> Written problem
Read the listing and extract each line that includes the word "Normalized".

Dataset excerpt
◇ ◇ ◇ ◇ ◇
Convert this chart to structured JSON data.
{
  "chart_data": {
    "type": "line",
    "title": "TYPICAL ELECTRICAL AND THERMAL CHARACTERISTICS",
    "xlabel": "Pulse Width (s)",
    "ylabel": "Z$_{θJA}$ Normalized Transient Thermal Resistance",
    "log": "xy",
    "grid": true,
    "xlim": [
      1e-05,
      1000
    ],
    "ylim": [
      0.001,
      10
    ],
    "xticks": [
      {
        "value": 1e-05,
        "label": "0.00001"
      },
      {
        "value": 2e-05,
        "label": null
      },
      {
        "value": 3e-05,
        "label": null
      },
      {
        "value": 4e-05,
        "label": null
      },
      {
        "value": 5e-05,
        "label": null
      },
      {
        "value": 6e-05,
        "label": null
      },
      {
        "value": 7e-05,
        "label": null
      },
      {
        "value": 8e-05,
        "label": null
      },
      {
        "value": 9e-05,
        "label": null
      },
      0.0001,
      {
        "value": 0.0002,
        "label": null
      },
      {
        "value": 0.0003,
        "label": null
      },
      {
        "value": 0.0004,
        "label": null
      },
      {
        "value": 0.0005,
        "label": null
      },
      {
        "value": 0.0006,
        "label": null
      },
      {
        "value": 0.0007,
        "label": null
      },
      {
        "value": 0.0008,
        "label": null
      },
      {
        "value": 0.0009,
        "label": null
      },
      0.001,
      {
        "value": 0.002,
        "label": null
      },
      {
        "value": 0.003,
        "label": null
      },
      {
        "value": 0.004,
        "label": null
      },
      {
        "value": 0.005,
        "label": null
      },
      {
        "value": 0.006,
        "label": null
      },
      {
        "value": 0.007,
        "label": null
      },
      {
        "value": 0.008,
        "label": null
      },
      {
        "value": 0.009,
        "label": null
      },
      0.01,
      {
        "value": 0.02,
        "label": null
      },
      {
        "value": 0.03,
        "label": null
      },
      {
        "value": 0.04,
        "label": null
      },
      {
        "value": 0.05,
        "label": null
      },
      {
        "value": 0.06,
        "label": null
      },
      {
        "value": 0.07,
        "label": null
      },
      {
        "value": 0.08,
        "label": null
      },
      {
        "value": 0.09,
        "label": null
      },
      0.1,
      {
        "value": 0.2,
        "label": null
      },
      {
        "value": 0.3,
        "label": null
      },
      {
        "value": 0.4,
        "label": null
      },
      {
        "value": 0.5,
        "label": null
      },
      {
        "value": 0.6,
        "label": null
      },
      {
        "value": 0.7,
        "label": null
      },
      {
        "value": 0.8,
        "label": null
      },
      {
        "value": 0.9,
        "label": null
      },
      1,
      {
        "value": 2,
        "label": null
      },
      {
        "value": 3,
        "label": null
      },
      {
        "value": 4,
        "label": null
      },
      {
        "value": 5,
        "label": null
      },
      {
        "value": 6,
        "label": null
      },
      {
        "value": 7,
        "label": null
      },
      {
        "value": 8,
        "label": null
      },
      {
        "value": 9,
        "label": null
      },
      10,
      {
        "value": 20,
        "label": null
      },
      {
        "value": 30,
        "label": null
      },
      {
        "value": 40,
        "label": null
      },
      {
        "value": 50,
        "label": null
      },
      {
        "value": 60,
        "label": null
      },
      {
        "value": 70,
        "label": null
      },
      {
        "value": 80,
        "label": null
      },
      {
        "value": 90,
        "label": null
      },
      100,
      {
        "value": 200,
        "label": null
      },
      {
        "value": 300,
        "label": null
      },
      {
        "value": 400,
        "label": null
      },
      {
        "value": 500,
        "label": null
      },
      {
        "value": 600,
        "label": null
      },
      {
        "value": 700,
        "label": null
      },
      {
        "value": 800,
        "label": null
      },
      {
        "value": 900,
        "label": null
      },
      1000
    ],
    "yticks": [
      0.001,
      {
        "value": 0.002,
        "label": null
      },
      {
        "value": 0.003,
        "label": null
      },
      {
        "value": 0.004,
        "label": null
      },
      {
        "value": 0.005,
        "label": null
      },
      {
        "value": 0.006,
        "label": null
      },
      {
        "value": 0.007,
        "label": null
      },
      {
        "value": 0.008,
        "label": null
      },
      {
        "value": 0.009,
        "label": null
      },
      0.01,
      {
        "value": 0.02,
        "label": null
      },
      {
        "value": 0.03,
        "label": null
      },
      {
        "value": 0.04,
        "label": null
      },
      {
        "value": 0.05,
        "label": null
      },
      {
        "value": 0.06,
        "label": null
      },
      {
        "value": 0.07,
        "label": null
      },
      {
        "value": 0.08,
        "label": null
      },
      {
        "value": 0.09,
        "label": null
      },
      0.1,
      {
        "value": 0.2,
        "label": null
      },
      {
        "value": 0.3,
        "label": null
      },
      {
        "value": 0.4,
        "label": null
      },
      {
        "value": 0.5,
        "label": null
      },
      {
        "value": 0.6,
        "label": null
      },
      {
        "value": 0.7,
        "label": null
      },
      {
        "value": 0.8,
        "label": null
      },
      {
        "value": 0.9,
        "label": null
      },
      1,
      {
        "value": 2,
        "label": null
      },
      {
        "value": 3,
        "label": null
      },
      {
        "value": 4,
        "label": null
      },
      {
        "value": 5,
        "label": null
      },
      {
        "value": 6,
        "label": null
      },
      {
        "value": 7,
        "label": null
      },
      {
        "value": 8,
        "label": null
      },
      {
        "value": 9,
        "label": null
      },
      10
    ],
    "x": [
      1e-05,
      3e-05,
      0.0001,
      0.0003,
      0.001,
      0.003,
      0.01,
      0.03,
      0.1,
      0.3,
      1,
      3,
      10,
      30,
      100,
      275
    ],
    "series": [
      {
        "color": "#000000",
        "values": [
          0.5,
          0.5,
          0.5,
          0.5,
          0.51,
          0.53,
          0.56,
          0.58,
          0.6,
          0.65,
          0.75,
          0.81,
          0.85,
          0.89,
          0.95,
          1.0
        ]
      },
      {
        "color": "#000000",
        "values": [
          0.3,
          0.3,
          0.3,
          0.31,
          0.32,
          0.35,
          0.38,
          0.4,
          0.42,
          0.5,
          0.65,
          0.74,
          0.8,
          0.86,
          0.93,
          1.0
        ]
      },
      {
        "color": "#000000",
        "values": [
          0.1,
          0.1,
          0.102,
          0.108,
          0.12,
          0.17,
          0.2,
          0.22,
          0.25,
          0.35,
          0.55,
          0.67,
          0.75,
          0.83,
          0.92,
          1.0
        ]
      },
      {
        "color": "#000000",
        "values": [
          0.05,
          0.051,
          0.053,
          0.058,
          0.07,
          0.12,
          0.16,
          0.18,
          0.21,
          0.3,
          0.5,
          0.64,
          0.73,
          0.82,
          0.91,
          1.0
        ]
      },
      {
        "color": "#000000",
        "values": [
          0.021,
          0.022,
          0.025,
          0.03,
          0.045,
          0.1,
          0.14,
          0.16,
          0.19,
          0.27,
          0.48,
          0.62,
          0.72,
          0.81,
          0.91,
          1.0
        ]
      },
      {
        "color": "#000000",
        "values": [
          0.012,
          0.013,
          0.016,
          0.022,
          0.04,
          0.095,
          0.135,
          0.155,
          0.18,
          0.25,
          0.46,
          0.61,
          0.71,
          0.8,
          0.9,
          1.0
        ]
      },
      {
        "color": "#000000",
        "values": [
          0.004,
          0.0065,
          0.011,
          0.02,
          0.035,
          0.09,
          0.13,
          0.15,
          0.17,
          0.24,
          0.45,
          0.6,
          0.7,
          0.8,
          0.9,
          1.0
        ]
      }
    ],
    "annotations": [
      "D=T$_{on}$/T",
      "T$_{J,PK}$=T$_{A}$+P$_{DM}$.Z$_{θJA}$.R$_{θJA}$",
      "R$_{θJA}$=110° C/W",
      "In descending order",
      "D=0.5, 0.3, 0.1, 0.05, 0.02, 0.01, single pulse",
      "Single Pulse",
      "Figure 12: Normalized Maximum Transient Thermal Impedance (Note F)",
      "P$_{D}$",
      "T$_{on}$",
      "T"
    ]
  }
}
◇ ◇ ◇ ◇ ◇
> Result of this exercise
    "ylabel": "Z$_{θJA}$ Normalized Transient Thermal Resistance",
      "Figure 12: Normalized Maximum Transient Thermal Impedance (Note F)",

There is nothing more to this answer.